**OBJECTIVE**
Reproduce the part of the power simulation vignette that begins at the words "# Libraries necessary" and stops after the words "library(psych)".

Power and Sample Size Simulation: Overconfidence for picture cues in foreign language learning

Vignette Setup:

knitr::opts_chunk$set(echo = TRUE)

# Set a random seed
set.seed(3898934)

# Libraries necessary for this vignette
library(rio)
library(flextable)
library(dplyr)
#> 
#> Attaching package: 'dplyr'
#> The following objects are masked from 'package:stats':
#> 
#>     filter, lag
#> The following objects are masked from 'package:base':
#> 
#>     intersect, setdiff, setequal, union
library(tidyr)
library(psych)
library(semanticprimeR)
#> 
#> Attaching package: 'semanticprimeR'
#> The following object is masked from 'package:dplyr':
#> 
#>     top_n

# Function for simulation
item_power <- function(data, # name of data frame
                       dv_col, # name of DV column as a character
                       item_col, # number of items column as a character
                       nsim = 10, # small for cran 
                       sample_start = 20, 
                       sample_stop = 200, 
                       sample_increase = 5,
                       decile = .5){
  
  DF <- cbind.data.frame(
    "dv" = data[ , dv_col],
    "items" = data[ , item_col]
  )

**SUPPLIED MATERIAL**
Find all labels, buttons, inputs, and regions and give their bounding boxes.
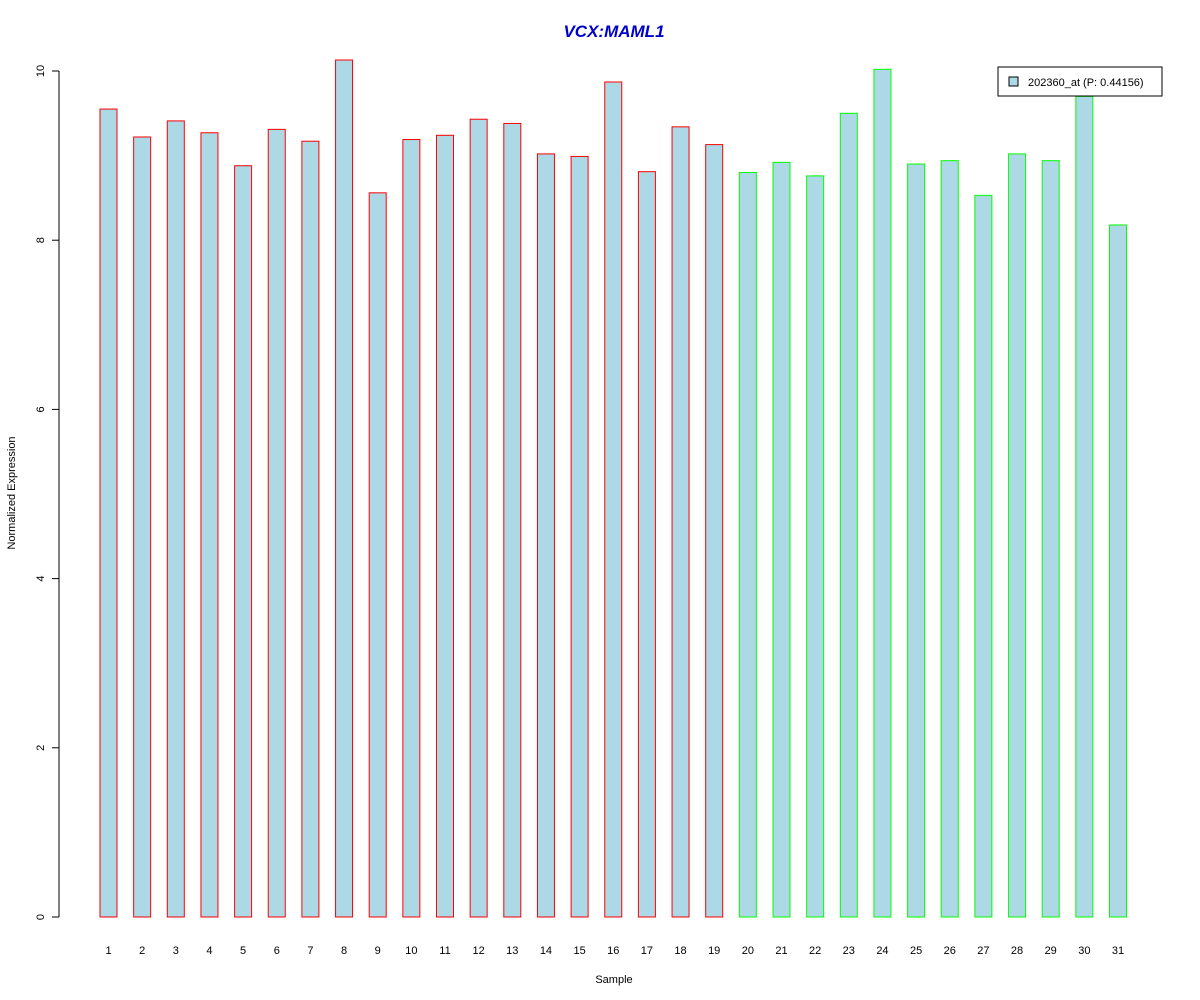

**FINISHED TASK**
# Libraries necessary for this vignette
library(rio)
library(flextable)
library(dplyr)
#> 
#> Attaching package: 'dplyr'
#> The following objects are masked from 'package:stats':
#> 
#>     filter, lag
#> The following objects are masked from 'package:base':
#> 
#>     intersect, setdiff, setequal, union
library(tidyr)
library(psych)